- _Aim_
Copy every line of the data that contains the string "content".

- _Entries supplied_
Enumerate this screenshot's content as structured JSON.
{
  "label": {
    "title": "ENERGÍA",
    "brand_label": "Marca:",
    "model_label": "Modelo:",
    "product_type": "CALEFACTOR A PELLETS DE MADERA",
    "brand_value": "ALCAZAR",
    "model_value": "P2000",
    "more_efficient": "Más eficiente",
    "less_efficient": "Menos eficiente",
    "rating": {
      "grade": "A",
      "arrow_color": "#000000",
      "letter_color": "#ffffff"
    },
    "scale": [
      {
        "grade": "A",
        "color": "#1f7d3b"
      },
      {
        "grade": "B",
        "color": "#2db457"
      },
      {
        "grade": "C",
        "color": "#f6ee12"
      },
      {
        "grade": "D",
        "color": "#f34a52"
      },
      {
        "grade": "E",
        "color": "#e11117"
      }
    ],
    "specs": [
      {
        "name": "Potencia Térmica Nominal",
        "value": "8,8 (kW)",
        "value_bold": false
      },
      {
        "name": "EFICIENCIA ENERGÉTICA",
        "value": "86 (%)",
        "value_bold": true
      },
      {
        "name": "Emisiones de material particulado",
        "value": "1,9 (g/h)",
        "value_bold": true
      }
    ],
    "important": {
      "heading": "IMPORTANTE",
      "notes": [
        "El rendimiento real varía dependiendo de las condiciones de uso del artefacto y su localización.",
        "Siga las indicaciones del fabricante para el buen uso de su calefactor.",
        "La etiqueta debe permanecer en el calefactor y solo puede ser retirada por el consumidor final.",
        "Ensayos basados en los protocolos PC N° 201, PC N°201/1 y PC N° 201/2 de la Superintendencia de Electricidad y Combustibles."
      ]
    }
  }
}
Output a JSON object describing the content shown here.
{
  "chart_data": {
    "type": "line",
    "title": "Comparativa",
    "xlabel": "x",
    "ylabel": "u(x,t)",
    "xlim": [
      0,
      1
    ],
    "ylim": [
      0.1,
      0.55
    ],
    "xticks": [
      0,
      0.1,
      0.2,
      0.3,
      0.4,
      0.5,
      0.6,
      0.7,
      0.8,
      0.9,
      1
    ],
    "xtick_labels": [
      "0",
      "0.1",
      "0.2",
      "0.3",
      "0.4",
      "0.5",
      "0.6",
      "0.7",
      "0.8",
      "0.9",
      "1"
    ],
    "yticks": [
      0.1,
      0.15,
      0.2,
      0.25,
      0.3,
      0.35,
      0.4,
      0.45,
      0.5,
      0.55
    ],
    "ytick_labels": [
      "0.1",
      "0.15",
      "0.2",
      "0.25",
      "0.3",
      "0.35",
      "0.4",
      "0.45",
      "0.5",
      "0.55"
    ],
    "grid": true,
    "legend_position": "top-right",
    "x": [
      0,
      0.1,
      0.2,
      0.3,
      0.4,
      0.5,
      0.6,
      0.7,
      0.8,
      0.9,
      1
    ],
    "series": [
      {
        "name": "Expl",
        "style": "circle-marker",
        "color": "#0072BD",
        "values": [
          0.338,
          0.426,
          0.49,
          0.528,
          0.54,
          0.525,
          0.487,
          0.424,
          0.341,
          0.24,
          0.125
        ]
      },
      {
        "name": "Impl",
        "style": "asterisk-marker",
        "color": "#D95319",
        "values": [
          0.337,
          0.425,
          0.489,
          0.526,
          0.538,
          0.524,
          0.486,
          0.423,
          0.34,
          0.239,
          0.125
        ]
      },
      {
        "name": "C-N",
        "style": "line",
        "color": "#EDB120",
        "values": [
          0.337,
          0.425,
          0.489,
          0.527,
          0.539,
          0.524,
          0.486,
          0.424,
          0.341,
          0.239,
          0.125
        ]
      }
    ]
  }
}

- _Solved problem_
Enumerate this screenshot's content as structured JSON.
Output a JSON object describing the content shown here.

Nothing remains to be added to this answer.